**Instruction**
Report all lines holding "aunque".

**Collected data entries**
──────

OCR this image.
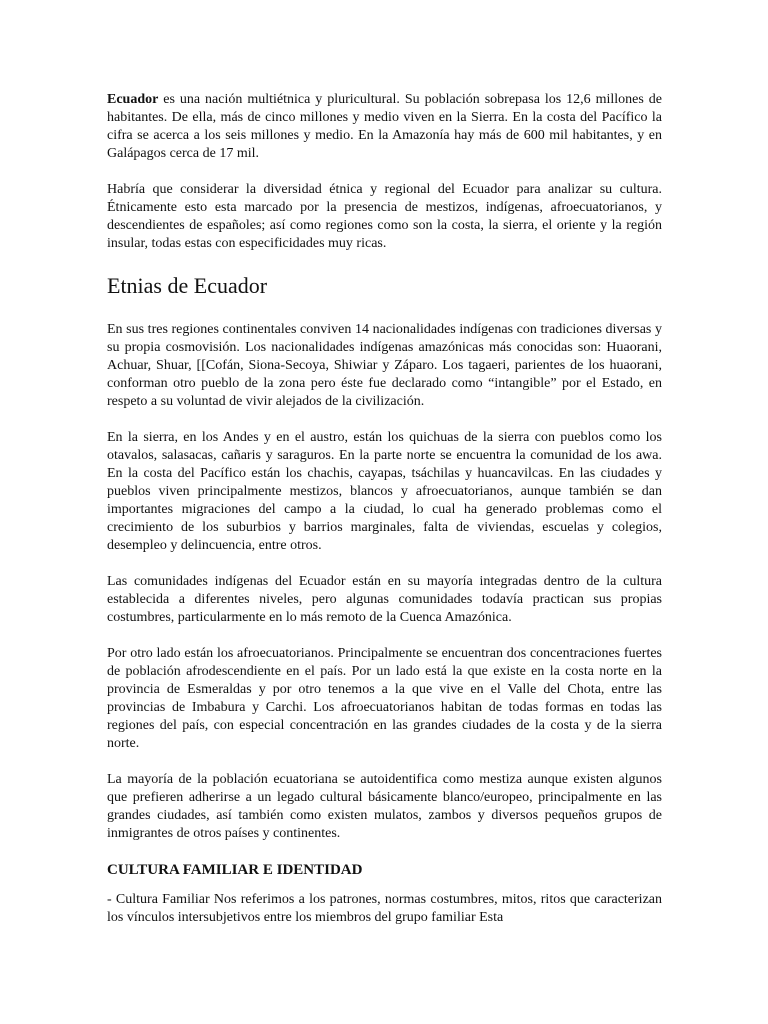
Ecuador es una nación multiétnica y pluricultural. Su población sobrepasa los 12,6 millones de habitantes. De ella, más de cinco millones y medio viven en la Sierra. En la costa del Pacífico la cifra se acerca a los seis millones y medio. En la Amazonía hay más de 600 mil habitantes, y en Galápagos cerca de 17 mil.

Habría que considerar la diversidad étnica y regional del Ecuador para analizar su cultura. Étnicamente esto esta marcado por la presencia de mestizos, indígenas, afroecuatorianos, y descendientes de españoles; así como regiones como son la costa, la sierra, el oriente y la región insular, todas estas con especificidades muy ricas.

Etnias de Ecuador

En sus tres regiones continentales conviven 14 nacionalidades indígenas con tradiciones diversas y su propia cosmovisión. Los nacionalidades indígenas amazónicas más conocidas son: Huaorani, Achuar, Shuar, [[Cofán, Siona-Secoya, Shiwiar y Záparo. Los tagaeri, parientes de los huaorani, conforman otro pueblo de la zona pero éste fue declarado como “intangible” por el Estado, en respeto a su voluntad de vivir alejados de la civilización.

En la sierra, en los Andes y en el austro, están los quichuas de la sierra con pueblos como los otavalos, salasacas, cañaris y saraguros. En la parte norte se encuentra la comunidad de los awa. En la costa del Pacífico están los chachis, cayapas, tsáchilas y huancavilcas. En las ciudades y pueblos viven principalmente mestizos, blancos y afroecuatorianos, aunque también se dan importantes migraciones del campo a la ciudad, lo cual ha generado problemas como el crecimiento de los suburbios y barrios marginales, falta de viviendas, escuelas y colegios, desempleo y delincuencia, entre otros.

Las comunidades indígenas del Ecuador están en su mayoría integradas dentro de la cultura establecida a diferentes niveles, pero algunas comunidades todavía practican sus propias costumbres, particularmente en lo más remoto de la Cuenca Amazónica.

Por otro lado están los afroecuatorianos. Principalmente se encuentran dos concentraciones fuertes de población afrodescendiente en el país. Por un lado está la que existe en la costa norte en la provincia de Esmeraldas y por otro tenemos a la que vive en el Valle del Chota, entre las provincias de Imbabura y Carchi. Los afroecuatorianos habitan de todas formas en todas las regiones del país, con especial concentración en las grandes ciudades de la costa y de la sierra norte.

La mayoría de la población ecuatoriana se autoidentifica como mestiza aunque existen algunos que prefieren adherirse a un legado cultural básicamente blanco/europeo, principalmente en las grandes ciudades, así también como existen mulatos, zambos y diversos pequeños grupos de inmigrantes de otros países y continentes.

CULTURA FAMILIAR E IDENTIDAD

- Cultura Familiar Nos referimos a los patrones, normas costumbres, mitos, ritos que caracterizan los vínculos intersubjetivos entre los miembros del grupo familiar Esta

──────

**Expected output**
En la sierra, en los Andes y en el austro, están los quichuas de la sierra con pueblos como los otavalos, salasacas, cañaris y saraguros. En la parte norte se encuentra la comunidad de los awa. En la costa del Pacífico están los chachis, cayapas, tsáchilas y huancavilcas. En las ciudades y pueblos viven principalmente mestizos, blancos y afroecuatorianos, aunque también se dan importantes migraciones del campo a la ciudad, lo cual ha generado problemas como el crecimiento de los suburbios y barrios marginales, falta de viviendas, escuelas y colegios, desempleo y delincuencia, entre otros.
La mayoría de la población ecuatoriana se autoidentifica como mestiza aunque existen algunos que prefieren adherirse a un legado cultural básicamente blanco/europeo, principalmente en las grandes ciudades, así también como existen mulatos, zambos y diversos pequeños grupos de inmigrantes de otros países y continentes.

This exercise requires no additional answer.